Copy every entry word for word. Skip the pictures.

• • •

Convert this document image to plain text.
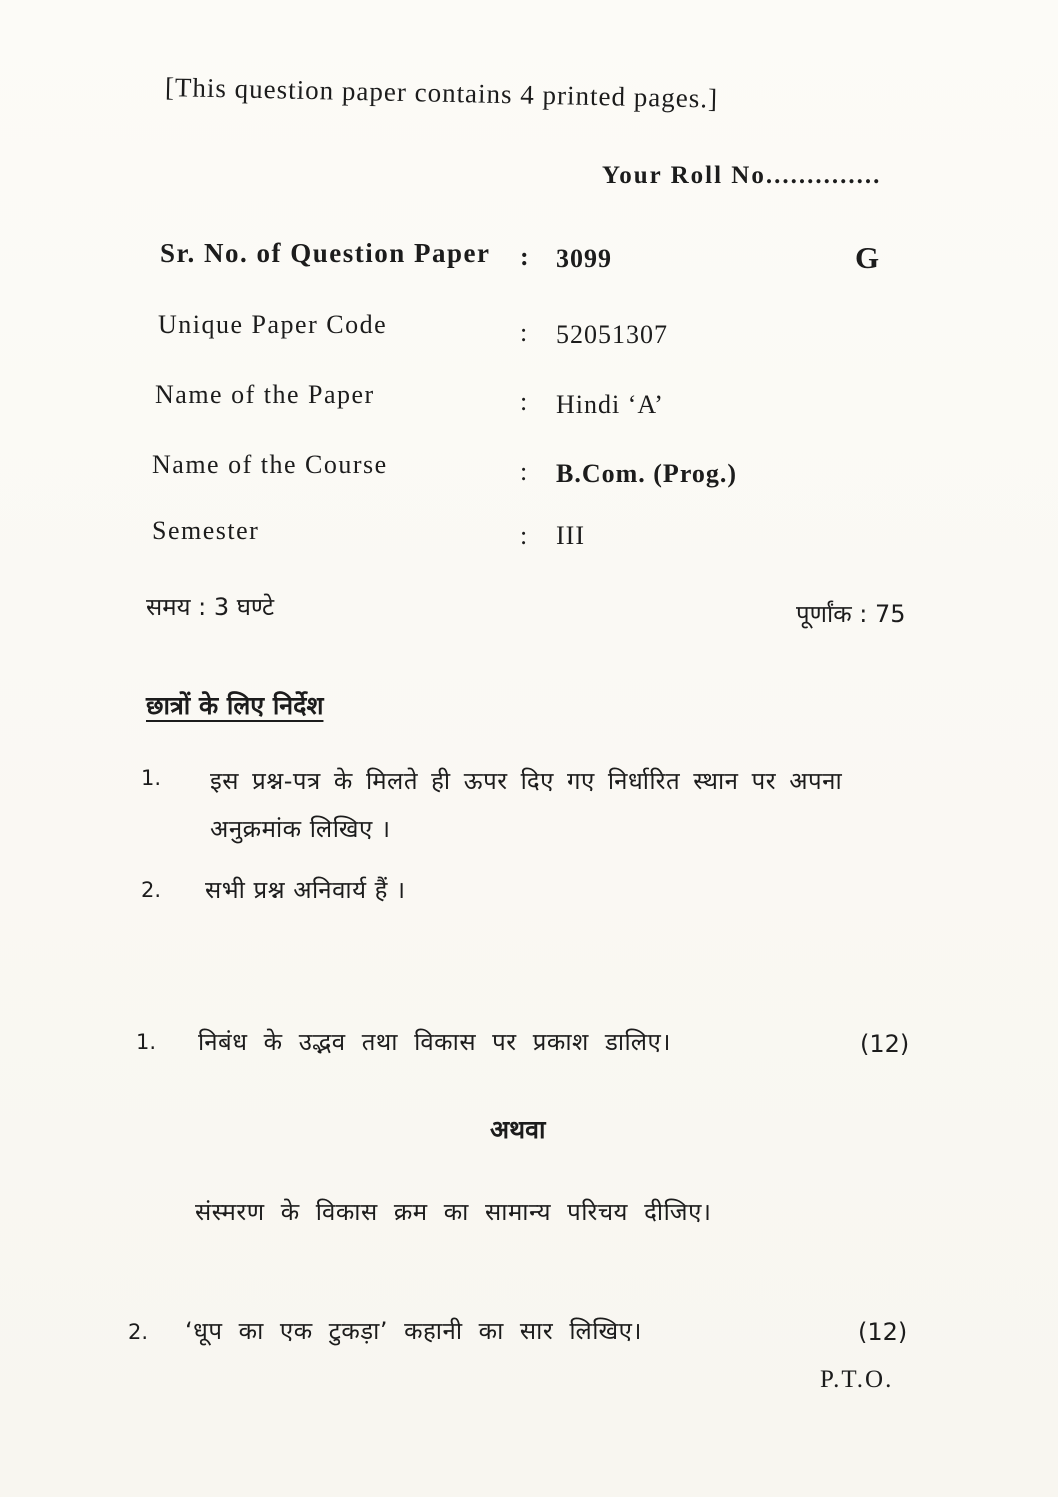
[This question paper contains 4 printed pages.]
Your Roll No..............
Sr. No. of Question Paper : 3099	G
Unique Paper Code	: 52051307
Name of the Paper	: Hindi ‘A’
Name of the Course	: B.Com. (Prog.)
Semester	: III
समय : 3 घण्टे	पूर्णांक : 75
छात्रों के लिए निर्देश
1. इस प्रश्न-पत्र के मिलते ही ऊपर दिए गए निर्धारित स्थान पर अपना
अनुक्रमांक लिखिए ।
2. सभी प्रश्न अनिवार्य हैं ।
1. निबंध के उद्भव तथा विकास पर प्रकाश डालिए।	(12)
अथवा
संस्मरण के विकास क्रम का सामान्य परिचय दीजिए।
2. ‘धूप का एक टुकड़ा’ कहानी का सार लिखिए।	(12)
P.T.O.
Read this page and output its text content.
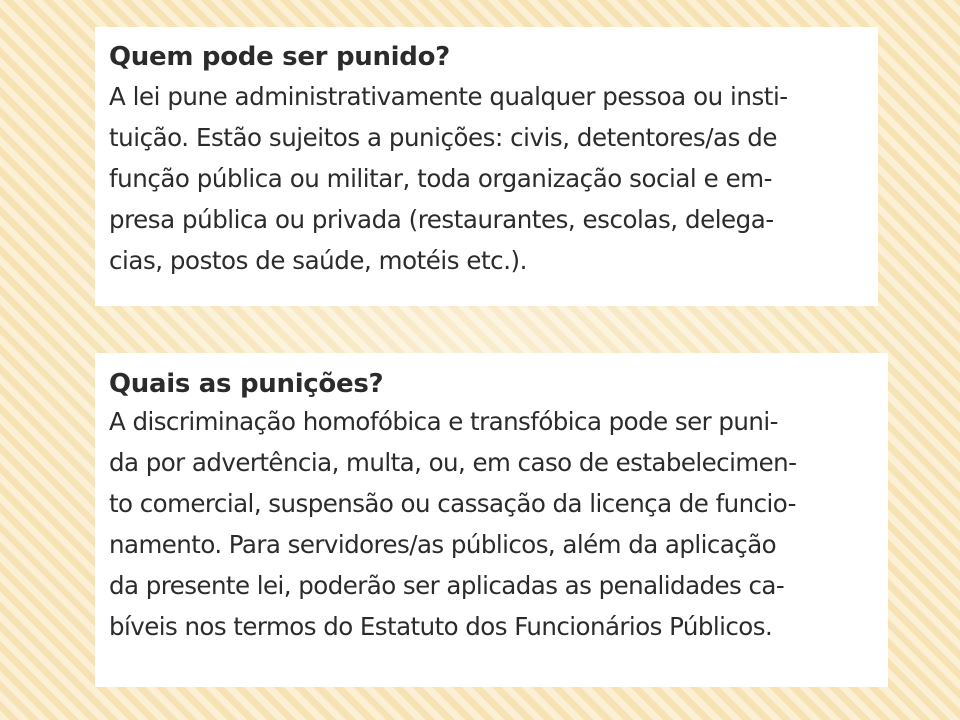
Quem pode ser punido?
A lei pune administrativamente qualquer pessoa ou insti-
tuição. Estão sujeitos a punições: civis, detentores/as de
função pública ou militar, toda organização social e em-
presa pública ou privada (restaurantes, escolas, delega-
cias, postos de saúde, motéis etc.).
Quais as punições?
A discriminação homofóbica e transfóbica pode ser puni-
da por advertência, multa, ou, em caso de estabelecimen-
to comercial, suspensão ou cassação da licença de funcio-
namento. Para servidores/as públicos, além da aplicação
da presente lei, poderão ser aplicadas as penalidades ca-
bíveis nos termos do Estatuto dos Funcionários Públicos.
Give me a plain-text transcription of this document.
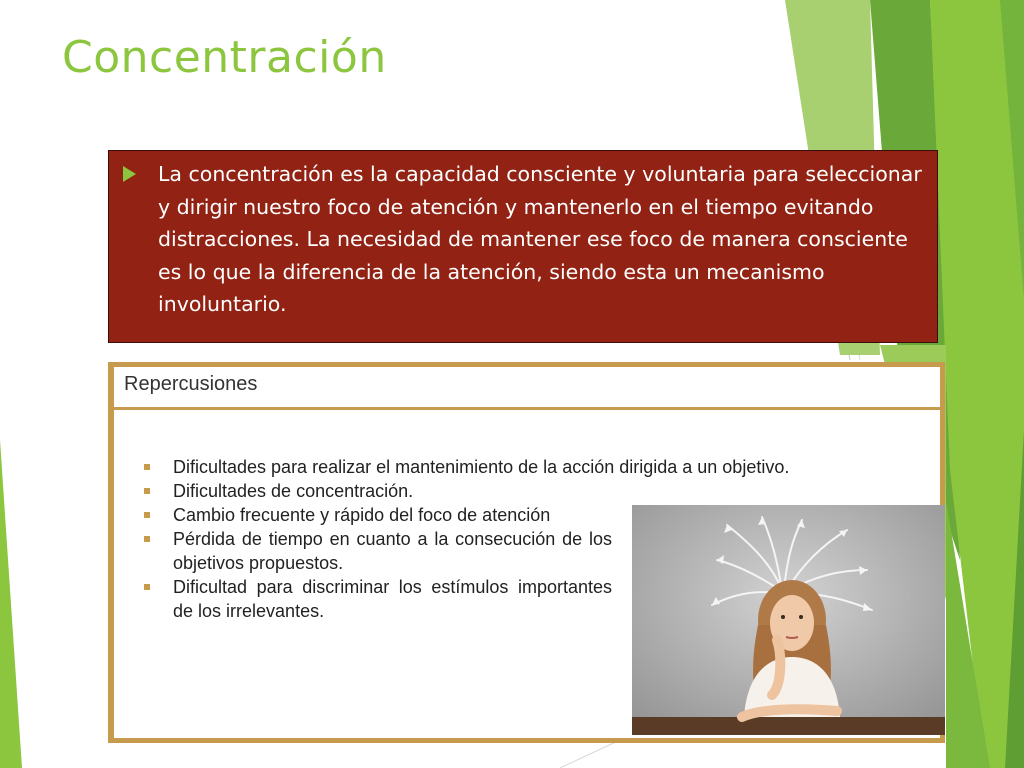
Concentración
La concentración es la capacidad consciente y voluntaria para seleccionar y dirigir nuestro foco de atención y mantenerlo en el tiempo evitando distracciones. La necesidad de mantener ese foco de manera consciente es lo que la diferencia de la atención, siendo esta un mecanismo involuntario.
Repercusiones
Dificultades para realizar el mantenimiento de la acción dirigida a un objetivo.
Dificultades de concentración.
Cambio frecuente y rápido del foco de atención
Pérdida de tiempo en cuanto a la consecución de los objetivos propuestos.
Dificultad para discriminar los estímulos importantes de los irrelevantes.
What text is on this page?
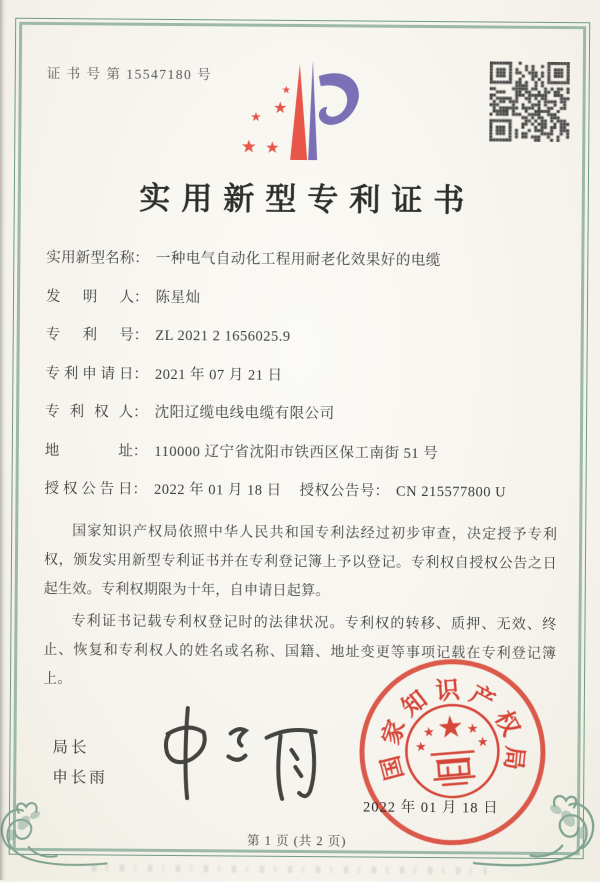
证 书 号 第 15547180 号
实用新型专利证书
实用新型名称 ： 一种电气自动化工程用耐老化效果好的电缆
发明人 ： 陈星灿
专利号 ： ZL 2021 2 1656025.9
专利申请日 ： 2021 年 07 月 21 日
专利权人 ： 沈阳辽缆电线电缆有限公司
地址 ： 110000 辽宁省沈阳市铁西区保工南街 51 号
授权公告日 ： 2022 年 01 月 18 日	授权公告号 ： CN 215577800 U

国家知识产权局依照中华人民共和国专利法经过初步审查，决定授予专利权，颁发实用新型专利证书并在专利登记簿上予以登记。专利权自授权公告之日起生效。专利权期限为十年，自申请日起算。

专利证书记载专利权登记时的法律状况。专利权的转移、质押、无效、终止、恢复和专利权人的姓名或名称、国籍、地址变更等事项记载在专利登记簿上。

局长
申长雨	国
家
知 识 产
权
局
2022 年 01 月 18 日
第 1 页 (共 2 页)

• • •

- Expected answer:
Convert this document image to plain text.
[This question paper contains 4 printed pages.]
Your Roll No..............
Sr. No. of Question Paper : 3099	G
Unique Paper Code	: 52051307
Name of the Paper	: Hindi ‘A’
Name of the Course	: B.Com. (Prog.)
Semester	: III
समय : 3 घण्टे	पूर्णांक : 75
छात्रों के लिए निर्देश
1. इस प्रश्न-पत्र के मिलते ही ऊपर दिए गए निर्धारित स्थान पर अपना
अनुक्रमांक लिखिए ।
2. सभी प्रश्न अनिवार्य हैं ।
1. निबंध के उद्भव तथा विकास पर प्रकाश डालिए।	(12)
अथवा
संस्मरण के विकास क्रम का सामान्य परिचय दीजिए।
2. ‘धूप का एक टुकड़ा’ कहानी का सार लिखिए।	(12)
P.T.O.
Read this page and output its text content.
Quem pode ser punido?
A lei pune administrativamente qualquer pessoa ou insti-
tuição. Estão sujeitos a punições: civis, detentores/as de
função pública ou militar, toda organização social e em-
presa pública ou privada (restaurantes, escolas, delega-
cias, postos de saúde, motéis etc.).
Quais as punições?
A discriminação homofóbica e transfóbica pode ser puni-
da por advertência, multa, ou, em caso de estabelecimen-
to comercial, suspensão ou cassação da licença de funcio-
namento. Para servidores/as públicos, além da aplicação
da presente lei, poderão ser aplicadas as penalidades ca-
bíveis nos termos do Estatuto dos Funcionários Públicos.
Give me a plain-text transcription of this document.
Concentración
La concentración es la capacidad consciente y voluntaria para seleccionar y dirigir nuestro foco de atención y mantenerlo en el tiempo evitando distracciones. La necesidad de mantener ese foco de manera consciente es lo que la diferencia de la atención, siendo esta un mecanismo involuntario.
Repercusiones
Dificultades para realizar el mantenimiento de la acción dirigida a un objetivo.
Dificultades de concentración.
Cambio frecuente y rápido del foco de atención
Pérdida de tiempo en cuanto a la consecución de los objetivos propuestos.
Dificultad para discriminar los estímulos importantes de los irrelevantes.
What text is on this page?
证 书 号 第 15547180 号
实用新型专利证书
实用新型名称 ： 一种电气自动化工程用耐老化效果好的电缆
发明人 ： 陈星灿
专利号 ： ZL 2021 2 1656025.9
专利申请日 ： 2021 年 07 月 21 日
专利权人 ： 沈阳辽缆电线电缆有限公司
地址 ： 110000 辽宁省沈阳市铁西区保工南街 51 号
授权公告日 ： 2022 年 01 月 18 日	授权公告号 ： CN 215577800 U

国家知识产权局依照中华人民共和国专利法经过初步审查，决定授予专利权，颁发实用新型专利证书并在专利登记簿上予以登记。专利权自授权公告之日起生效。专利权期限为十年，自申请日起算。

专利证书记载专利权登记时的法律状况。专利权的转移、质押、无效、终止、恢复和专利权人的姓名或名称、国籍、地址变更等事项记载在专利登记簿上。

局长
申长雨	国
家
知 识 产
权
局
2022 年 01 月 18 日
第 1 页 (共 2 页)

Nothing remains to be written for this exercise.